▶ **Stated problem**
Restate each of the lines given below, word for word.

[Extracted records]

## begin

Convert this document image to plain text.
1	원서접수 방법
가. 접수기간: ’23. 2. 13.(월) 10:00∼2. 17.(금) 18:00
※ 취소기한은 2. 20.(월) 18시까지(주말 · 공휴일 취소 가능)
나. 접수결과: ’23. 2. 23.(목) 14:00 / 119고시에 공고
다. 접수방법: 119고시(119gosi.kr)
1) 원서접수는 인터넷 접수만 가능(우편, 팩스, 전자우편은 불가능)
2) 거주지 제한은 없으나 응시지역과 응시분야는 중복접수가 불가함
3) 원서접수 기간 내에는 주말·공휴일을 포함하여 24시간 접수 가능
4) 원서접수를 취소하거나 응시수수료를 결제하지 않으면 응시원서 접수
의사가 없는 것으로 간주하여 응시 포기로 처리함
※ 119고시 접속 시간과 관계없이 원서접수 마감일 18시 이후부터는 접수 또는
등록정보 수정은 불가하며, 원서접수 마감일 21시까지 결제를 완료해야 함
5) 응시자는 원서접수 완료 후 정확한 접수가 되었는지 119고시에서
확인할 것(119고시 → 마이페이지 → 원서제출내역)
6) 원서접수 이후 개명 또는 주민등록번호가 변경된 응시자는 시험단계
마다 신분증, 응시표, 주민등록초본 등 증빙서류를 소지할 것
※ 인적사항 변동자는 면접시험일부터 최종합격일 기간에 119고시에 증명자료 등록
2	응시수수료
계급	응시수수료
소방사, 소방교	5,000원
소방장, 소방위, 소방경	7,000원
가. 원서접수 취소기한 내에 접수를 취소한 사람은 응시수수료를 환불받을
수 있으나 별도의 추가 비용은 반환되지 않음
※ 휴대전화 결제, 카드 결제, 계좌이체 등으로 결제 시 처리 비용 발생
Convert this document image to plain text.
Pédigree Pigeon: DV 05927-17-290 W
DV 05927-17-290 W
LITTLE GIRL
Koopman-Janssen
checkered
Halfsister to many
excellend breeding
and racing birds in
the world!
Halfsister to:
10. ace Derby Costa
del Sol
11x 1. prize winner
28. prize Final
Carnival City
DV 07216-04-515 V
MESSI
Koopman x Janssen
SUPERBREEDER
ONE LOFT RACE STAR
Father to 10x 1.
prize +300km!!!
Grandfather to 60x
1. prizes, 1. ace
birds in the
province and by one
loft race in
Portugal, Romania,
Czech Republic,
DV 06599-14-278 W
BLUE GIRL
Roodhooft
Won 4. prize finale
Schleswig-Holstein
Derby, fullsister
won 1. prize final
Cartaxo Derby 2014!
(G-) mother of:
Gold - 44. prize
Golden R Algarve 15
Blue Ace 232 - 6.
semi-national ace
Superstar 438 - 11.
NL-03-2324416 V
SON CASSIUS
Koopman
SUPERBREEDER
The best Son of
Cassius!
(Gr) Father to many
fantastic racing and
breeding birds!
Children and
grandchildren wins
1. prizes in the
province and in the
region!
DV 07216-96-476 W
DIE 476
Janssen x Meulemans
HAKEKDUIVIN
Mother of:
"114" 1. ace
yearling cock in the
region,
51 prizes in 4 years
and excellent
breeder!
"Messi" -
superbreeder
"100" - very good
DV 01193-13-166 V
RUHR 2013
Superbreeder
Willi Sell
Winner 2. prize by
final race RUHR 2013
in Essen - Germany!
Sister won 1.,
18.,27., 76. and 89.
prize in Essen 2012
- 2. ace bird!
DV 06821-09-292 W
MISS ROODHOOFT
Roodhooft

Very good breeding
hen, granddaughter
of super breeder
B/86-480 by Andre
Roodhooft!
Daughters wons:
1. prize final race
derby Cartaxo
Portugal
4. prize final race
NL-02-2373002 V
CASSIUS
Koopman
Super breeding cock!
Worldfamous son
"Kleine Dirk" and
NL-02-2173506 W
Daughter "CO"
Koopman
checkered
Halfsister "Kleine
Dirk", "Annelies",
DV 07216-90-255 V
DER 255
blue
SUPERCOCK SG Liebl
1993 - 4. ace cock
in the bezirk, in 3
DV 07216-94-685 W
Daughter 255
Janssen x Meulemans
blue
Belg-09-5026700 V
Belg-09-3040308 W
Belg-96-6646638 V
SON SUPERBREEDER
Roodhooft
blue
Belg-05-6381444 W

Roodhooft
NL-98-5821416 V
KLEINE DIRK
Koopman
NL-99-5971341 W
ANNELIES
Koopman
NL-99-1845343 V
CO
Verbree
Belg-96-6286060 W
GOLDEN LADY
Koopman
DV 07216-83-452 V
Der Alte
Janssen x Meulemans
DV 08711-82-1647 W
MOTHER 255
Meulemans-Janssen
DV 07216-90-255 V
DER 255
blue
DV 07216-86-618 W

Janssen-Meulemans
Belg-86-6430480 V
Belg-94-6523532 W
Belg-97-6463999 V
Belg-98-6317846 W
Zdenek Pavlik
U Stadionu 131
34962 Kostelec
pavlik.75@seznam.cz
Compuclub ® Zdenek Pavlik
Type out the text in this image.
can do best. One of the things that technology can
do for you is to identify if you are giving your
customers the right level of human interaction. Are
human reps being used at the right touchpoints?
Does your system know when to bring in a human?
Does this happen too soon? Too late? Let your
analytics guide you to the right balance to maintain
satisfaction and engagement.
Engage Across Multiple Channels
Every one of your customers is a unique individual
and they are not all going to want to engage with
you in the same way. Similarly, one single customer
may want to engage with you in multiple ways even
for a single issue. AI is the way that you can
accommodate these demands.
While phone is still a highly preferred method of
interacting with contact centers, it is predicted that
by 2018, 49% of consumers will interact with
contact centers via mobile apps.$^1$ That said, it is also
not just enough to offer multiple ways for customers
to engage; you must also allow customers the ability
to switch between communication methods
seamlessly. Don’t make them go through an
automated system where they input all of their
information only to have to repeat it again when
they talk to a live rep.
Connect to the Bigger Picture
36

## end

▶ **Final result**
Convert this document image to plain text.
1	원서접수 방법
가. 접수기간: ’23. 2. 13.(월) 10:00∼2. 17.(금) 18:00
※ 취소기한은 2. 20.(월) 18시까지(주말 · 공휴일 취소 가능)
나. 접수결과: ’23. 2. 23.(목) 14:00 / 119고시에 공고
다. 접수방법: 119고시(119gosi.kr)
1) 원서접수는 인터넷 접수만 가능(우편, 팩스, 전자우편은 불가능)
2) 거주지 제한은 없으나 응시지역과 응시분야는 중복접수가 불가함
3) 원서접수 기간 내에는 주말·공휴일을 포함하여 24시간 접수 가능
4) 원서접수를 취소하거나 응시수수료를 결제하지 않으면 응시원서 접수
의사가 없는 것으로 간주하여 응시 포기로 처리함
※ 119고시 접속 시간과 관계없이 원서접수 마감일 18시 이후부터는 접수 또는
등록정보 수정은 불가하며, 원서접수 마감일 21시까지 결제를 완료해야 함
5) 응시자는 원서접수 완료 후 정확한 접수가 되었는지 119고시에서
확인할 것(119고시 → 마이페이지 → 원서제출내역)
6) 원서접수 이후 개명 또는 주민등록번호가 변경된 응시자는 시험단계
마다 신분증, 응시표, 주민등록초본 등 증빙서류를 소지할 것
※ 인적사항 변동자는 면접시험일부터 최종합격일 기간에 119고시에 증명자료 등록
2	응시수수료
계급	응시수수료
소방사, 소방교	5,000원
소방장, 소방위, 소방경	7,000원
가. 원서접수 취소기한 내에 접수를 취소한 사람은 응시수수료를 환불받을
수 있으나 별도의 추가 비용은 반환되지 않음
※ 휴대전화 결제, 카드 결제, 계좌이체 등으로 결제 시 처리 비용 발생
Convert this document image to plain text.
Pédigree Pigeon: DV 05927-17-290 W
DV 05927-17-290 W
LITTLE GIRL
Koopman-Janssen
checkered
Halfsister to many
excellend breeding
and racing birds in
the world!
Halfsister to:
10. ace Derby Costa
del Sol
11x 1. prize winner
28. prize Final
Carnival City
DV 07216-04-515 V
MESSI
Koopman x Janssen
SUPERBREEDER
ONE LOFT RACE STAR
Father to 10x 1.
prize +300km!!!
Grandfather to 60x
1. prizes, 1. ace
birds in the
province and by one
loft race in
Portugal, Romania,
Czech Republic,
DV 06599-14-278 W
BLUE GIRL
Roodhooft
Won 4. prize finale
Schleswig-Holstein
Derby, fullsister
won 1. prize final
Cartaxo Derby 2014!
(G-) mother of:
Gold - 44. prize
Golden R Algarve 15
Blue Ace 232 - 6.
semi-national ace
Superstar 438 - 11.
NL-03-2324416 V
SON CASSIUS
Koopman
SUPERBREEDER
The best Son of
Cassius!
(Gr) Father to many
fantastic racing and
breeding birds!
Children and
grandchildren wins
1. prizes in the
province and in the
region!
DV 07216-96-476 W
DIE 476
Janssen x Meulemans
HAKEKDUIVIN
Mother of:
"114" 1. ace
yearling cock in the
region,
51 prizes in 4 years
and excellent
breeder!
"Messi" -
superbreeder
"100" - very good
DV 01193-13-166 V
RUHR 2013
Superbreeder
Willi Sell
Winner 2. prize by
final race RUHR 2013
in Essen - Germany!
Sister won 1.,
18.,27., 76. and 89.
prize in Essen 2012
- 2. ace bird!
DV 06821-09-292 W
MISS ROODHOOFT
Roodhooft

Very good breeding
hen, granddaughter
of super breeder
B/86-480 by Andre
Roodhooft!
Daughters wons:
1. prize final race
derby Cartaxo
Portugal
4. prize final race
NL-02-2373002 V
CASSIUS
Koopman
Super breeding cock!
Worldfamous son
"Kleine Dirk" and
NL-02-2173506 W
Daughter "CO"
Koopman
checkered
Halfsister "Kleine
Dirk", "Annelies",
DV 07216-90-255 V
DER 255
blue
SUPERCOCK SG Liebl
1993 - 4. ace cock
in the bezirk, in 3
DV 07216-94-685 W
Daughter 255
Janssen x Meulemans
blue
Belg-09-5026700 V
Belg-09-3040308 W
Belg-96-6646638 V
SON SUPERBREEDER
Roodhooft
blue
Belg-05-6381444 W

Roodhooft
NL-98-5821416 V
KLEINE DIRK
Koopman
NL-99-5971341 W
ANNELIES
Koopman
NL-99-1845343 V
CO
Verbree
Belg-96-6286060 W
GOLDEN LADY
Koopman
DV 07216-83-452 V
Der Alte
Janssen x Meulemans
DV 08711-82-1647 W
MOTHER 255
Meulemans-Janssen
DV 07216-90-255 V
DER 255
blue
DV 07216-86-618 W

Janssen-Meulemans
Belg-86-6430480 V
Belg-94-6523532 W
Belg-97-6463999 V
Belg-98-6317846 W
Zdenek Pavlik
U Stadionu 131
34962 Kostelec
pavlik.75@seznam.cz
Compuclub ® Zdenek Pavlik
Type out the text in this image.
can do best. One of the things that technology can
do for you is to identify if you are giving your
customers the right level of human interaction. Are
human reps being used at the right touchpoints?
Does your system know when to bring in a human?
Does this happen too soon? Too late? Let your
analytics guide you to the right balance to maintain
satisfaction and engagement.
Engage Across Multiple Channels
Every one of your customers is a unique individual
and they are not all going to want to engage with
you in the same way. Similarly, one single customer
may want to engage with you in multiple ways even
for a single issue. AI is the way that you can
accommodate these demands.
While phone is still a highly preferred method of
interacting with contact centers, it is predicted that
by 2018, 49% of consumers will interact with
contact centers via mobile apps.$^1$ That said, it is also
not just enough to offer multiple ways for customers
to engage; you must also allow customers the ability
to switch between communication methods
seamlessly. Don’t make them go through an
automated system where they input all of their
information only to have to repeat it again when
they talk to a live rep.
Connect to the Bigger Picture
36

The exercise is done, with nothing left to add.